[Saved data entries]
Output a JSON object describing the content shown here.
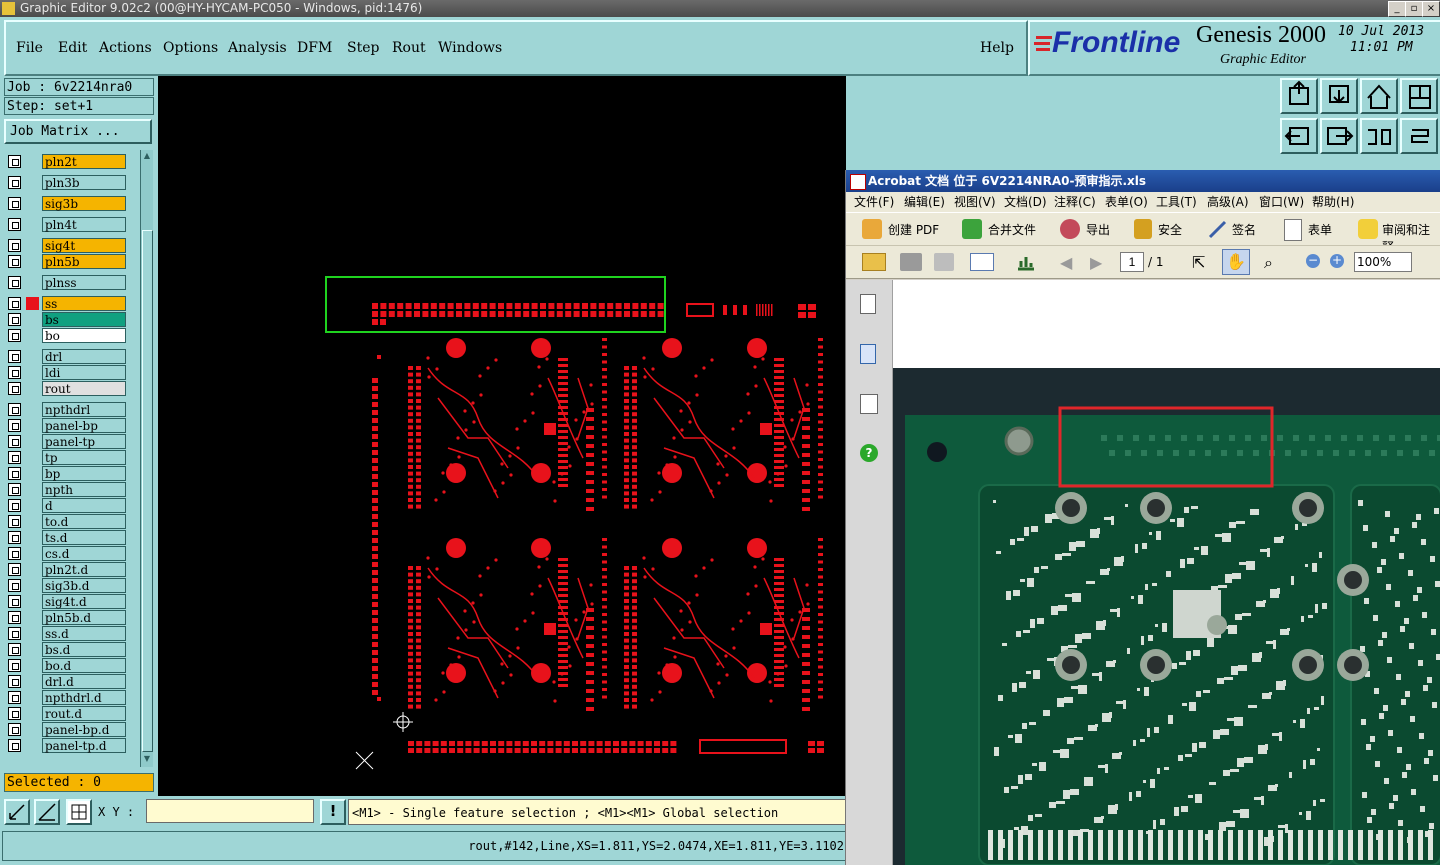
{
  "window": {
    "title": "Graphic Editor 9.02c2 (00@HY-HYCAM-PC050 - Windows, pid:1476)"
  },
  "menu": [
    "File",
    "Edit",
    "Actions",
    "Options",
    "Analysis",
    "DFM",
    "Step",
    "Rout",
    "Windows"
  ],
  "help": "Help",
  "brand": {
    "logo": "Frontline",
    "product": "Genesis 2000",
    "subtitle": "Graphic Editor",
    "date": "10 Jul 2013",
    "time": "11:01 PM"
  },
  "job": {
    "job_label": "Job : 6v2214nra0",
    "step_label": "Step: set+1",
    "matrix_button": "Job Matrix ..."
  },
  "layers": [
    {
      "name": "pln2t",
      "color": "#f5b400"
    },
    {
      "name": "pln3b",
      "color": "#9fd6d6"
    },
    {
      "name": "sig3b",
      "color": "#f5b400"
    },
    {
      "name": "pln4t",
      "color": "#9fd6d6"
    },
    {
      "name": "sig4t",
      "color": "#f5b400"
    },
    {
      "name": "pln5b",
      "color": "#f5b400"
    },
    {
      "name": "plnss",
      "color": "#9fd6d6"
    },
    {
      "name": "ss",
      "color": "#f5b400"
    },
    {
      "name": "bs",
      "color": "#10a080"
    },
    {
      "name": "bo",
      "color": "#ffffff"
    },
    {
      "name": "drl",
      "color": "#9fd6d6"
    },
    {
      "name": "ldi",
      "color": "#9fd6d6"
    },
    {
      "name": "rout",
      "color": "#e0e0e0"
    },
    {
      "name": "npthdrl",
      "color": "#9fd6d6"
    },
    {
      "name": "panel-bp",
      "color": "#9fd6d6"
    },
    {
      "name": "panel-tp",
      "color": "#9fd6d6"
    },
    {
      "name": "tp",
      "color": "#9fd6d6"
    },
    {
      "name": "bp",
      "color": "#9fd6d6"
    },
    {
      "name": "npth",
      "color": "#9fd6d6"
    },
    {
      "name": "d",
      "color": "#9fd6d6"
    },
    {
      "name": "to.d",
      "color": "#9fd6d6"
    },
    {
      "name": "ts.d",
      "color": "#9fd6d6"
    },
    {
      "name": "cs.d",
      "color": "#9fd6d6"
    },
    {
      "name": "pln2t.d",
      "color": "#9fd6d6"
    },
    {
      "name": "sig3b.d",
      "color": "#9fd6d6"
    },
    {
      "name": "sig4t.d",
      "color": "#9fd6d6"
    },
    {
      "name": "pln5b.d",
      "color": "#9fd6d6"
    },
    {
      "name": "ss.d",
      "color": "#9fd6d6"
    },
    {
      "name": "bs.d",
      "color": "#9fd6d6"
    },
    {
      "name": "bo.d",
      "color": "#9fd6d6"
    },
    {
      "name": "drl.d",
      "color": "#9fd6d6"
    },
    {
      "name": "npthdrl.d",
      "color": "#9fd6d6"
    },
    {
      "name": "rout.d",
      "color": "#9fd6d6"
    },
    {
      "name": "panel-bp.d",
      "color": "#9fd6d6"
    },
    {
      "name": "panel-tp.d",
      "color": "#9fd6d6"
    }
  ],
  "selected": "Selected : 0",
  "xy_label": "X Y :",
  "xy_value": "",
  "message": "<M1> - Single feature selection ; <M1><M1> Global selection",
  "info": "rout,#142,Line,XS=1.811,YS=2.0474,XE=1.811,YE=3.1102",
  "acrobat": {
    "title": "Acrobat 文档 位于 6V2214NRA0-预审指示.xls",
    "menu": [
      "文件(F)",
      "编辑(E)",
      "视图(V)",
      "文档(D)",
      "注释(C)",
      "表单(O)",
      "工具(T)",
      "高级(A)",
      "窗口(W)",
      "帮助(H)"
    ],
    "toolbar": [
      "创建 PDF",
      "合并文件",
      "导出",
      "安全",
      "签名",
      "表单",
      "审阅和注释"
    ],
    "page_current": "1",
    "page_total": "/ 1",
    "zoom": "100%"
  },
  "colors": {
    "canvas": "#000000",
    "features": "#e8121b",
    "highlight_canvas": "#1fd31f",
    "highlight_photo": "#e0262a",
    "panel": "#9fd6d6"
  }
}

What you need to do =
Repeat each entry precisely as it appears. Leave the pictures out.

Written reply =
Output a JSON object describing the content shown here.
{
  "window": {
    "title": "Graphic Editor 9.02c2 (00@HY-HYCAM-PC050 - Windows, pid:1476)"
  },
  "menu": [
    "File",
    "Edit",
    "Actions",
    "Options",
    "Analysis",
    "DFM",
    "Step",
    "Rout",
    "Windows"
  ],
  "help": "Help",
  "brand": {
    "logo": "Frontline",
    "product": "Genesis 2000",
    "subtitle": "Graphic Editor",
    "date": "10 Jul 2013",
    "time": "11:01 PM"
  },
  "job": {
    "job_label": "Job : 6v2214nra0",
    "step_label": "Step: set+1",
    "matrix_button": "Job Matrix ..."
  },
  "layers": [
    {
      "name": "pln2t",
      "color": "#f5b400"
    },
    {
      "name": "pln3b",
      "color": "#9fd6d6"
    },
    {
      "name": "sig3b",
      "color": "#f5b400"
    },
    {
      "name": "pln4t",
      "color": "#9fd6d6"
    },
    {
      "name": "sig4t",
      "color": "#f5b400"
    },
    {
      "name": "pln5b",
      "color": "#f5b400"
    },
    {
      "name": "plnss",
      "color": "#9fd6d6"
    },
    {
      "name": "ss",
      "color": "#f5b400"
    },
    {
      "name": "bs",
      "color": "#10a080"
    },
    {
      "name": "bo",
      "color": "#ffffff"
    },
    {
      "name": "drl",
      "color": "#9fd6d6"
    },
    {
      "name": "ldi",
      "color": "#9fd6d6"
    },
    {
      "name": "rout",
      "color": "#e0e0e0"
    },
    {
      "name": "npthdrl",
      "color": "#9fd6d6"
    },
    {
      "name": "panel-bp",
      "color": "#9fd6d6"
    },
    {
      "name": "panel-tp",
      "color": "#9fd6d6"
    },
    {
      "name": "tp",
      "color": "#9fd6d6"
    },
    {
      "name": "bp",
      "color": "#9fd6d6"
    },
    {
      "name": "npth",
      "color": "#9fd6d6"
    },
    {
      "name": "d",
      "color": "#9fd6d6"
    },
    {
      "name": "to.d",
      "color": "#9fd6d6"
    },
    {
      "name": "ts.d",
      "color": "#9fd6d6"
    },
    {
      "name": "cs.d",
      "color": "#9fd6d6"
    },
    {
      "name": "pln2t.d",
      "color": "#9fd6d6"
    },
    {
      "name": "sig3b.d",
      "color": "#9fd6d6"
    },
    {
      "name": "sig4t.d",
      "color": "#9fd6d6"
    },
    {
      "name": "pln5b.d",
      "color": "#9fd6d6"
    },
    {
      "name": "ss.d",
      "color": "#9fd6d6"
    },
    {
      "name": "bs.d",
      "color": "#9fd6d6"
    },
    {
      "name": "bo.d",
      "color": "#9fd6d6"
    },
    {
      "name": "drl.d",
      "color": "#9fd6d6"
    },
    {
      "name": "npthdrl.d",
      "color": "#9fd6d6"
    },
    {
      "name": "rout.d",
      "color": "#9fd6d6"
    },
    {
      "name": "panel-bp.d",
      "color": "#9fd6d6"
    },
    {
      "name": "panel-tp.d",
      "color": "#9fd6d6"
    }
  ],
  "selected": "Selected : 0",
  "xy_label": "X Y :",
  "xy_value": "",
  "message": "<M1> - Single feature selection ; <M1><M1> Global selection",
  "info": "rout,#142,Line,XS=1.811,YS=2.0474,XE=1.811,YE=3.1102",
  "acrobat": {
    "title": "Acrobat 文档 位于 6V2214NRA0-预审指示.xls",
    "menu": [
      "文件(F)",
      "编辑(E)",
      "视图(V)",
      "文档(D)",
      "注释(C)",
      "表单(O)",
      "工具(T)",
      "高级(A)",
      "窗口(W)",
      "帮助(H)"
    ],
    "toolbar": [
      "创建 PDF",
      "合并文件",
      "导出",
      "安全",
      "签名",
      "表单",
      "审阅和注释"
    ],
    "page_current": "1",
    "page_total": "/ 1",
    "zoom": "100%"
  },
  "colors": {
    "canvas": "#000000",
    "features": "#e8121b",
    "highlight_canvas": "#1fd31f",
    "highlight_photo": "#e0262a",
    "panel": "#9fd6d6"
  }
}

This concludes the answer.